[Figure collection entries]
::::::

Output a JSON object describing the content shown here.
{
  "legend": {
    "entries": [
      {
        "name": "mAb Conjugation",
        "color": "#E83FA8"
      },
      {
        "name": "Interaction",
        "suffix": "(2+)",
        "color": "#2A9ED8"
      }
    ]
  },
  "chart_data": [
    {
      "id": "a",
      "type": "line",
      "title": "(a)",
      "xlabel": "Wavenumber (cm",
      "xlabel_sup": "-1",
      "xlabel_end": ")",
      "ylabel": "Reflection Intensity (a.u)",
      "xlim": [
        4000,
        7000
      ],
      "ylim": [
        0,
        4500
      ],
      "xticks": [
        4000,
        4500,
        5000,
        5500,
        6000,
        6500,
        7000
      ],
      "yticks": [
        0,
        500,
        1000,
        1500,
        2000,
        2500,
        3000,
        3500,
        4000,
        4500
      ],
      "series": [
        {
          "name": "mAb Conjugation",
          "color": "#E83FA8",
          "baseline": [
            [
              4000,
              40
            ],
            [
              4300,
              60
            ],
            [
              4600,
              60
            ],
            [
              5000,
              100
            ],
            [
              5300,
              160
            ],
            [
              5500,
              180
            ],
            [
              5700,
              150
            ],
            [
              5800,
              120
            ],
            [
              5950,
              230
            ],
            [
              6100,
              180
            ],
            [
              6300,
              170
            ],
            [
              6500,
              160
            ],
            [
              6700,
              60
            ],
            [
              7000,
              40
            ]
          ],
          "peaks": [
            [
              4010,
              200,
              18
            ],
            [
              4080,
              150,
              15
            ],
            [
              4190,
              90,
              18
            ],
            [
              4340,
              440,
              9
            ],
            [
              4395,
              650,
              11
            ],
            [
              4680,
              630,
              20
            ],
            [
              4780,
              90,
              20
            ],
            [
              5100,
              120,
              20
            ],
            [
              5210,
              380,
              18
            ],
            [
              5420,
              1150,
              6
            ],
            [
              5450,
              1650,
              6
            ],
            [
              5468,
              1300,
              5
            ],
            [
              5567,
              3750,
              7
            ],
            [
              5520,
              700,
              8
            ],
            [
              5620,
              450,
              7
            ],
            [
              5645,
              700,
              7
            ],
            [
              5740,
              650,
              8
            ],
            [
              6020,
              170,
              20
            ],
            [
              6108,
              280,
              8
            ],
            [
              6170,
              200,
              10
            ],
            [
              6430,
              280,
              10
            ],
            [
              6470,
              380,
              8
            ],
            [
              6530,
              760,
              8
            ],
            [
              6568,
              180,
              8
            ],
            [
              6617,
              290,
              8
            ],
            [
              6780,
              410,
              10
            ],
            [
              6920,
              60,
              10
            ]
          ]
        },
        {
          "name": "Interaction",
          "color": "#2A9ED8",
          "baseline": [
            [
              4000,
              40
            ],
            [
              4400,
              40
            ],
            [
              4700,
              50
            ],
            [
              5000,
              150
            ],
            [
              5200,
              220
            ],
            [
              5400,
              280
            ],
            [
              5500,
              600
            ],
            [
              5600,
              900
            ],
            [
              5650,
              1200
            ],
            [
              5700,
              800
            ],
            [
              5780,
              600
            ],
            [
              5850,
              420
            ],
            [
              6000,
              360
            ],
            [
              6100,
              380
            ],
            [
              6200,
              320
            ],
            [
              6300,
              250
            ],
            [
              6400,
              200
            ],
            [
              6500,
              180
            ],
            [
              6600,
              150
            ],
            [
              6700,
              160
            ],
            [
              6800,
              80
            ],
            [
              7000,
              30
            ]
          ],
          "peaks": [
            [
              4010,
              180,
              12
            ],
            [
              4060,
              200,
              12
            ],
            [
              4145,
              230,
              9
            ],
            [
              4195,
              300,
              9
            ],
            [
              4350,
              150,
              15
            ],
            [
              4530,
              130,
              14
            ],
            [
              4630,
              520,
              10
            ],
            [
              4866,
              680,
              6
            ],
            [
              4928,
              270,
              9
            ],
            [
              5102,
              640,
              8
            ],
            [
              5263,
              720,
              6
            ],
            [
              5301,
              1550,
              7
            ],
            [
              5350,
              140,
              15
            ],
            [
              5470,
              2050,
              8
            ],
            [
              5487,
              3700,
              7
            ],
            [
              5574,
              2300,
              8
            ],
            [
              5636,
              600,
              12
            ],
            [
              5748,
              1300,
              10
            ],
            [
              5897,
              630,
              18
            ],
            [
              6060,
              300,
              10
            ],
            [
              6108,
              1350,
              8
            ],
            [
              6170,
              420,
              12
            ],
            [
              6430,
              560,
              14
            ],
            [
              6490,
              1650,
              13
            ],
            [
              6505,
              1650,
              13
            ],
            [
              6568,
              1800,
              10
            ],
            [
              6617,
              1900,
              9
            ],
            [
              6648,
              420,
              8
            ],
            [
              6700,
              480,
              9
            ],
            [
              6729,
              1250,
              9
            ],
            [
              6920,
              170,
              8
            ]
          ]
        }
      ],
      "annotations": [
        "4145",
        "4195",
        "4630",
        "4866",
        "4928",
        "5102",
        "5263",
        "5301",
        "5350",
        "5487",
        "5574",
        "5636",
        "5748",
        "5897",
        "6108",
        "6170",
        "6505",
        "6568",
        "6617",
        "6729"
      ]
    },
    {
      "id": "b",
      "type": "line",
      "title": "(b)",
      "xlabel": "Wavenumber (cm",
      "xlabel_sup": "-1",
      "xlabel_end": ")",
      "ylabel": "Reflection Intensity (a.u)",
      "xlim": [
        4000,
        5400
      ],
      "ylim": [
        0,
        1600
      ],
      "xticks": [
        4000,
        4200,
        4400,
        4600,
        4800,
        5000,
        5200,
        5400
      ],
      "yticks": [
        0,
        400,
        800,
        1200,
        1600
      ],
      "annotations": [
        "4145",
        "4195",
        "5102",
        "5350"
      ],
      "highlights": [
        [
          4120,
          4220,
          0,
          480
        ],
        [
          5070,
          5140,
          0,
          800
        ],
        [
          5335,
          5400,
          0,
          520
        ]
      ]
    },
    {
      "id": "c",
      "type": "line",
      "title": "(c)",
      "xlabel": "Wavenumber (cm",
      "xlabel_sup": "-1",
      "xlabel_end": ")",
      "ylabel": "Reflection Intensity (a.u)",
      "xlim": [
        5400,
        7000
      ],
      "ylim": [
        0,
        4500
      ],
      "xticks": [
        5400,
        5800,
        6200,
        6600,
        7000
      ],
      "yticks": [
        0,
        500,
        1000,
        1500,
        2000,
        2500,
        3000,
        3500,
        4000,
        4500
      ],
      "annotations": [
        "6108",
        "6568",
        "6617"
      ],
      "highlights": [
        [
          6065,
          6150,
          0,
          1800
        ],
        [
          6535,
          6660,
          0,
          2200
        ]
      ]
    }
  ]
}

::::::

→ **Aim**: Reproduce the data in its entirety, matching each character.

→ **Solution to this task**:
Output a JSON object describing the content shown here.
{
  "legend": {
    "entries": [
      {
        "name": "mAb Conjugation",
        "color": "#E83FA8"
      },
      {
        "name": "Interaction",
        "suffix": "(2+)",
        "color": "#2A9ED8"
      }
    ]
  },
  "chart_data": [
    {
      "id": "a",
      "type": "line",
      "title": "(a)",
      "xlabel": "Wavenumber (cm",
      "xlabel_sup": "-1",
      "xlabel_end": ")",
      "ylabel": "Reflection Intensity (a.u)",
      "xlim": [
        4000,
        7000
      ],
      "ylim": [
        0,
        4500
      ],
      "xticks": [
        4000,
        4500,
        5000,
        5500,
        6000,
        6500,
        7000
      ],
      "yticks": [
        0,
        500,
        1000,
        1500,
        2000,
        2500,
        3000,
        3500,
        4000,
        4500
      ],
      "series": [
        {
          "name": "mAb Conjugation",
          "color": "#E83FA8",
          "baseline": [
            [
              4000,
              40
            ],
            [
              4300,
              60
            ],
            [
              4600,
              60
            ],
            [
              5000,
              100
            ],
            [
              5300,
              160
            ],
            [
              5500,
              180
            ],
            [
              5700,
              150
            ],
            [
              5800,
              120
            ],
            [
              5950,
              230
            ],
            [
              6100,
              180
            ],
            [
              6300,
              170
            ],
            [
              6500,
              160
            ],
            [
              6700,
              60
            ],
            [
              7000,
              40
            ]
          ],
          "peaks": [
            [
              4010,
              200,
              18
            ],
            [
              4080,
              150,
              15
            ],
            [
              4190,
              90,
              18
            ],
            [
              4340,
              440,
              9
            ],
            [
              4395,
              650,
              11
            ],
            [
              4680,
              630,
              20
            ],
            [
              4780,
              90,
              20
            ],
            [
              5100,
              120,
              20
            ],
            [
              5210,
              380,
              18
            ],
            [
              5420,
              1150,
              6
            ],
            [
              5450,
              1650,
              6
            ],
            [
              5468,
              1300,
              5
            ],
            [
              5567,
              3750,
              7
            ],
            [
              5520,
              700,
              8
            ],
            [
              5620,
              450,
              7
            ],
            [
              5645,
              700,
              7
            ],
            [
              5740,
              650,
              8
            ],
            [
              6020,
              170,
              20
            ],
            [
              6108,
              280,
              8
            ],
            [
              6170,
              200,
              10
            ],
            [
              6430,
              280,
              10
            ],
            [
              6470,
              380,
              8
            ],
            [
              6530,
              760,
              8
            ],
            [
              6568,
              180,
              8
            ],
            [
              6617,
              290,
              8
            ],
            [
              6780,
              410,
              10
            ],
            [
              6920,
              60,
              10
            ]
          ]
        },
        {
          "name": "Interaction",
          "color": "#2A9ED8",
          "baseline": [
            [
              4000,
              40
            ],
            [
              4400,
              40
            ],
            [
              4700,
              50
            ],
            [
              5000,
              150
            ],
            [
              5200,
              220
            ],
            [
              5400,
              280
            ],
            [
              5500,
              600
            ],
            [
              5600,
              900
            ],
            [
              5650,
              1200
            ],
            [
              5700,
              800
            ],
            [
              5780,
              600
            ],
            [
              5850,
              420
            ],
            [
              6000,
              360
            ],
            [
              6100,
              380
            ],
            [
              6200,
              320
            ],
            [
              6300,
              250
            ],
            [
              6400,
              200
            ],
            [
              6500,
              180
            ],
            [
              6600,
              150
            ],
            [
              6700,
              160
            ],
            [
              6800,
              80
            ],
            [
              7000,
              30
            ]
          ],
          "peaks": [
            [
              4010,
              180,
              12
            ],
            [
              4060,
              200,
              12
            ],
            [
              4145,
              230,
              9
            ],
            [
              4195,
              300,
              9
            ],
            [
              4350,
              150,
              15
            ],
            [
              4530,
              130,
              14
            ],
            [
              4630,
              520,
              10
            ],
            [
              4866,
              680,
              6
            ],
            [
              4928,
              270,
              9
            ],
            [
              5102,
              640,
              8
            ],
            [
              5263,
              720,
              6
            ],
            [
              5301,
              1550,
              7
            ],
            [
              5350,
              140,
              15
            ],
            [
              5470,
              2050,
              8
            ],
            [
              5487,
              3700,
              7
            ],
            [
              5574,
              2300,
              8
            ],
            [
              5636,
              600,
              12
            ],
            [
              5748,
              1300,
              10
            ],
            [
              5897,
              630,
              18
            ],
            [
              6060,
              300,
              10
            ],
            [
              6108,
              1350,
              8
            ],
            [
              6170,
              420,
              12
            ],
            [
              6430,
              560,
              14
            ],
            [
              6490,
              1650,
              13
            ],
            [
              6505,
              1650,
              13
            ],
            [
              6568,
              1800,
              10
            ],
            [
              6617,
              1900,
              9
            ],
            [
              6648,
              420,
              8
            ],
            [
              6700,
              480,
              9
            ],
            [
              6729,
              1250,
              9
            ],
            [
              6920,
              170,
              8
            ]
          ]
        }
      ],
      "annotations": [
        "4145",
        "4195",
        "4630",
        "4866",
        "4928",
        "5102",
        "5263",
        "5301",
        "5350",
        "5487",
        "5574",
        "5636",
        "5748",
        "5897",
        "6108",
        "6170",
        "6505",
        "6568",
        "6617",
        "6729"
      ]
    },
    {
      "id": "b",
      "type": "line",
      "title": "(b)",
      "xlabel": "Wavenumber (cm",
      "xlabel_sup": "-1",
      "xlabel_end": ")",
      "ylabel": "Reflection Intensity (a.u)",
      "xlim": [
        4000,
        5400
      ],
      "ylim": [
        0,
        1600
      ],
      "xticks": [
        4000,
        4200,
        4400,
        4600,
        4800,
        5000,
        5200,
        5400
      ],
      "yticks": [
        0,
        400,
        800,
        1200,
        1600
      ],
      "annotations": [
        "4145",
        "4195",
        "5102",
        "5350"
      ],
      "highlights": [
        [
          4120,
          4220,
          0,
          480
        ],
        [
          5070,
          5140,
          0,
          800
        ],
        [
          5335,
          5400,
          0,
          520
        ]
      ]
    },
    {
      "id": "c",
      "type": "line",
      "title": "(c)",
      "xlabel": "Wavenumber (cm",
      "xlabel_sup": "-1",
      "xlabel_end": ")",
      "ylabel": "Reflection Intensity (a.u)",
      "xlim": [
        5400,
        7000
      ],
      "ylim": [
        0,
        4500
      ],
      "xticks": [
        5400,
        5800,
        6200,
        6600,
        7000
      ],
      "yticks": [
        0,
        500,
        1000,
        1500,
        2000,
        2500,
        3000,
        3500,
        4000,
        4500
      ],
      "annotations": [
        "6108",
        "6568",
        "6617"
      ],
      "highlights": [
        [
          6065,
          6150,
          0,
          1800
        ],
        [
          6535,
          6660,
          0,
          2200
        ]
      ]
    }
  ]
}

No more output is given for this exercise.